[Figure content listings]
(begin)

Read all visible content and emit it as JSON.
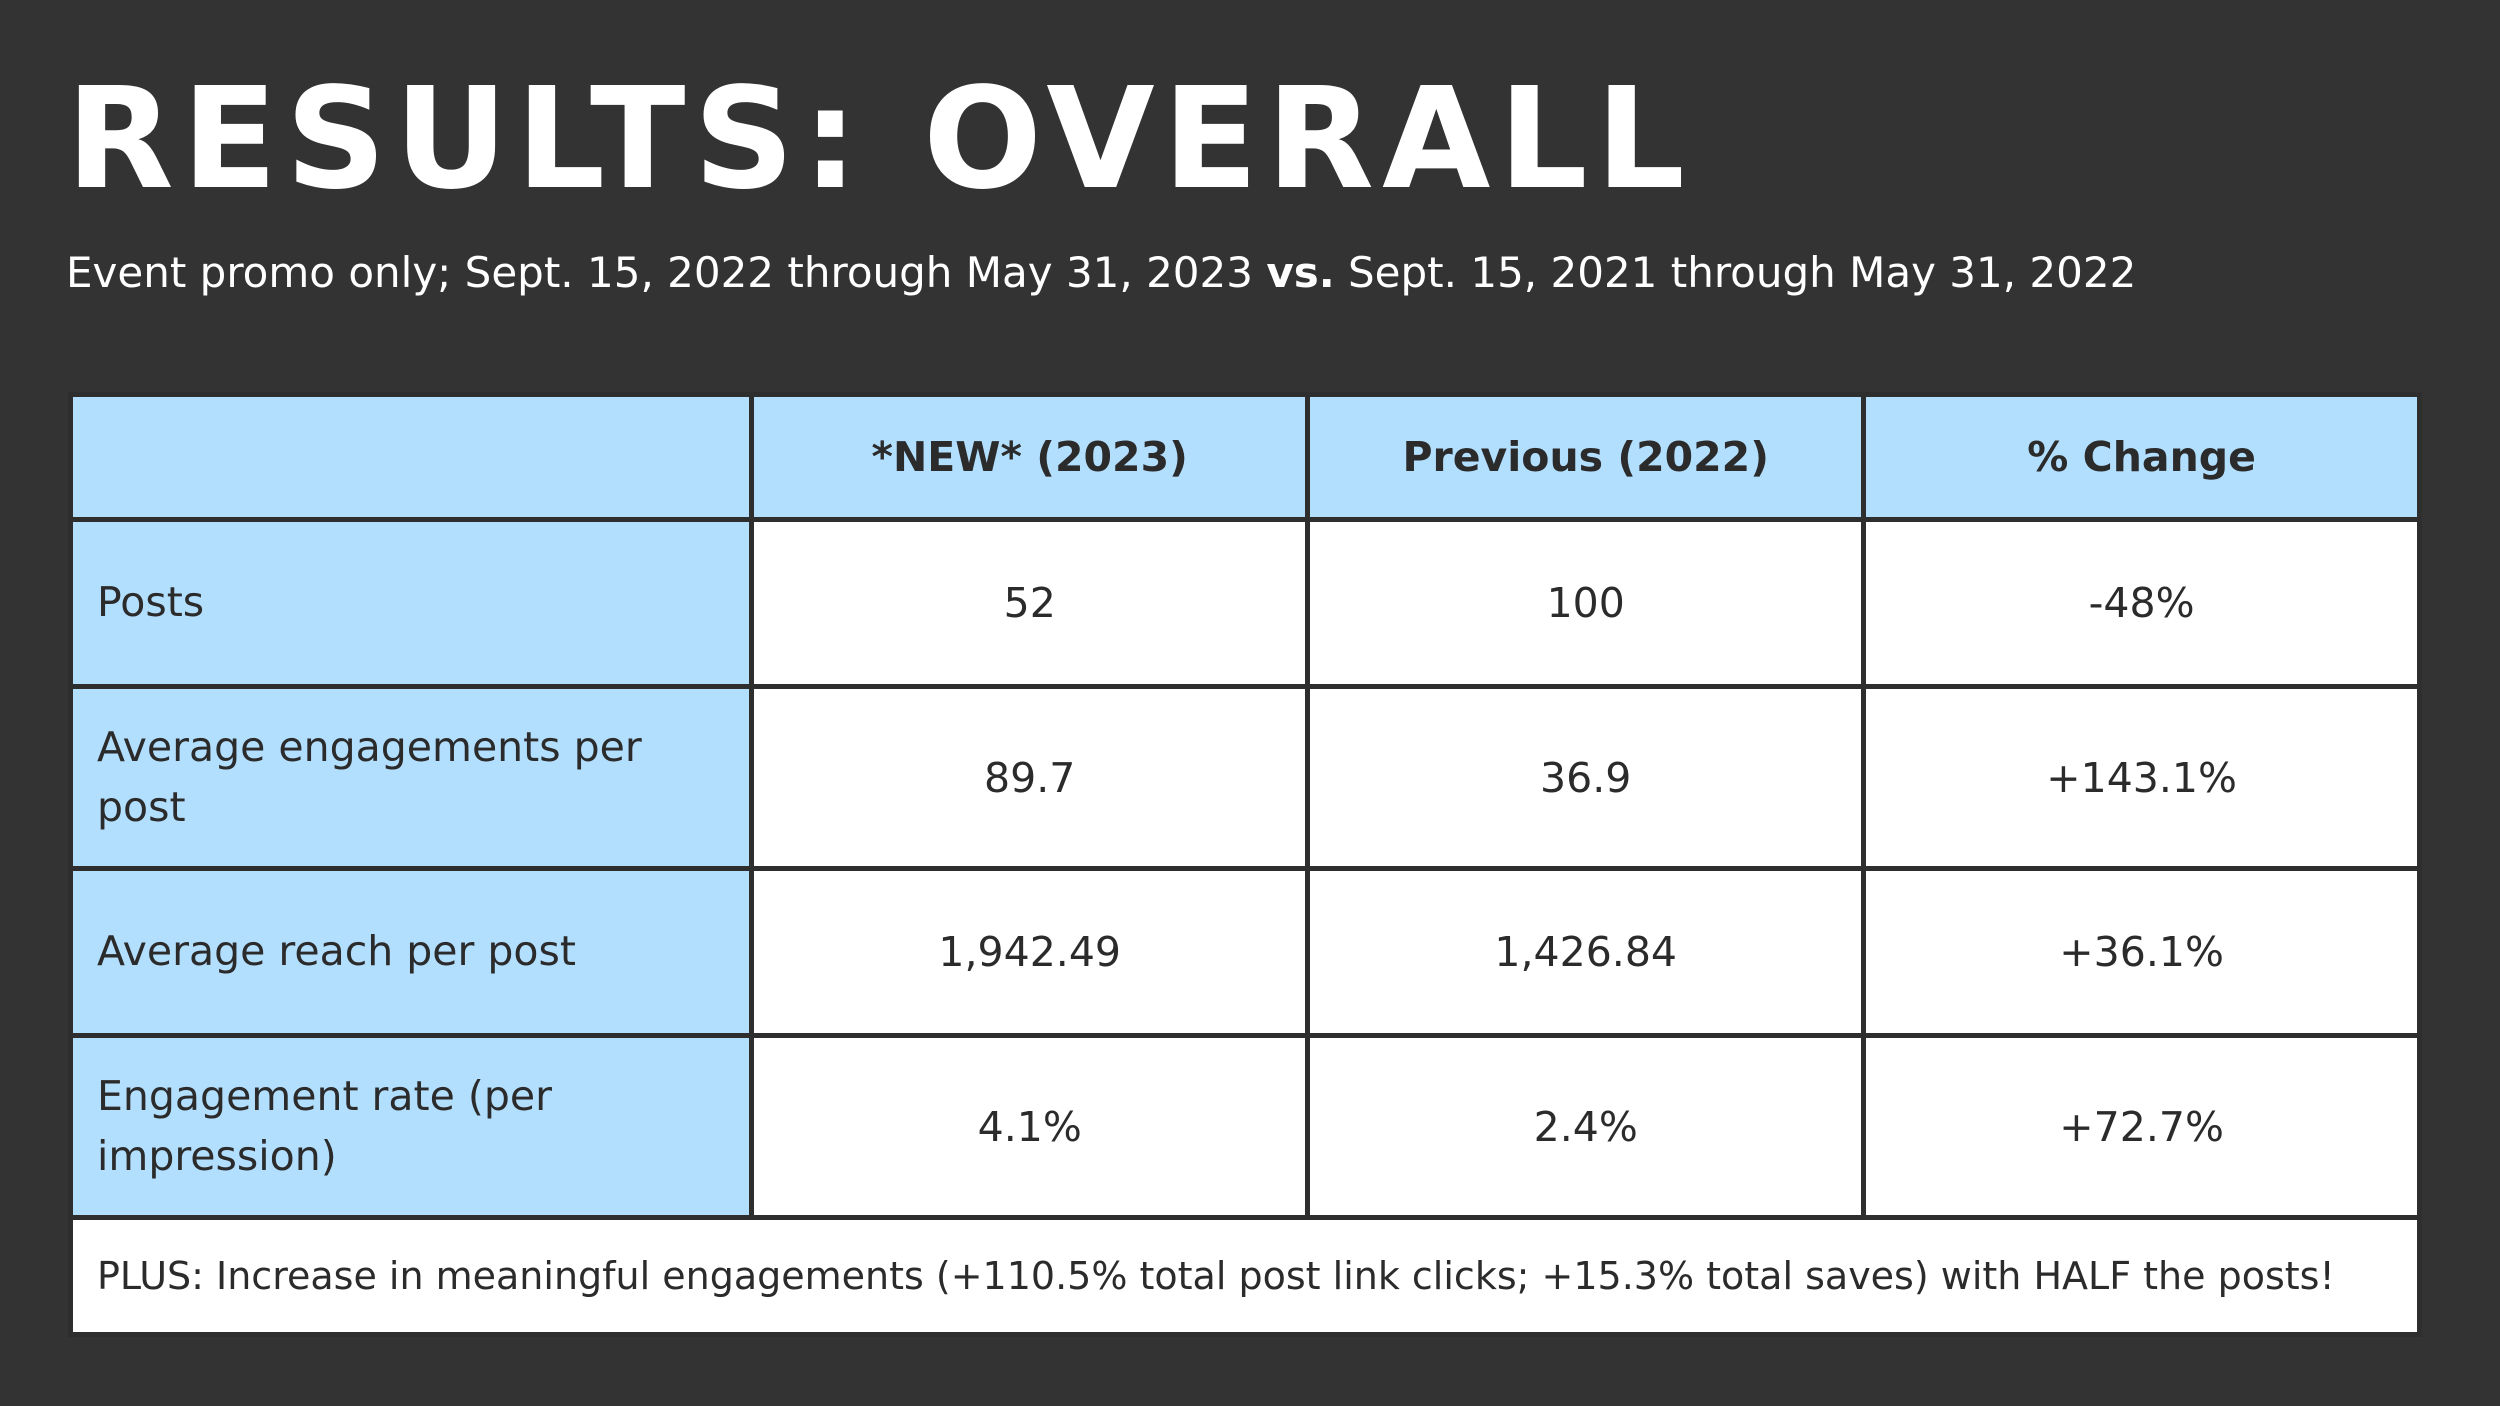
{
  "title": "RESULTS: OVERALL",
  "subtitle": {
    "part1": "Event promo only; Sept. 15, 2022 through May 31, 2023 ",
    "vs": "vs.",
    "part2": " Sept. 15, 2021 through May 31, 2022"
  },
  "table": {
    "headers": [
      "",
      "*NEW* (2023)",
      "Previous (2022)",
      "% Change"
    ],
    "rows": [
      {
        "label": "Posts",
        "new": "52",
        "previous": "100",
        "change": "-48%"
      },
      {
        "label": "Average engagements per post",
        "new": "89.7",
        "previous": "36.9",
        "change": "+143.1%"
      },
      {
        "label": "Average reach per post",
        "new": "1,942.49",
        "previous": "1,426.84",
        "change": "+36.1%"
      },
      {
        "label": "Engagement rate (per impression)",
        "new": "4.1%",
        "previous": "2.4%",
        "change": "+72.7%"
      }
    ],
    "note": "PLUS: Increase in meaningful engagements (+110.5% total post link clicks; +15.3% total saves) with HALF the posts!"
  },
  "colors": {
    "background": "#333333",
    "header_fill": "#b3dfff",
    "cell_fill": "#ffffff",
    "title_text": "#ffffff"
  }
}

(end)

TASK DIRECTIONS
Pictures stay out; repeat all the rest of the records exactly.

EXERCISE RESULT
Read all visible content and emit it as JSON.
{
  "title": "RESULTS: OVERALL",
  "subtitle": {
    "part1": "Event promo only; Sept. 15, 2022 through May 31, 2023 ",
    "vs": "vs.",
    "part2": " Sept. 15, 2021 through May 31, 2022"
  },
  "table": {
    "headers": [
      "",
      "*NEW* (2023)",
      "Previous (2022)",
      "% Change"
    ],
    "rows": [
      {
        "label": "Posts",
        "new": "52",
        "previous": "100",
        "change": "-48%"
      },
      {
        "label": "Average engagements per post",
        "new": "89.7",
        "previous": "36.9",
        "change": "+143.1%"
      },
      {
        "label": "Average reach per post",
        "new": "1,942.49",
        "previous": "1,426.84",
        "change": "+36.1%"
      },
      {
        "label": "Engagement rate (per impression)",
        "new": "4.1%",
        "previous": "2.4%",
        "change": "+72.7%"
      }
    ],
    "note": "PLUS: Increase in meaningful engagements (+110.5% total post link clicks; +15.3% total saves) with HALF the posts!"
  },
  "colors": {
    "background": "#333333",
    "header_fill": "#b3dfff",
    "cell_fill": "#ffffff",
    "title_text": "#ffffff"
  }
}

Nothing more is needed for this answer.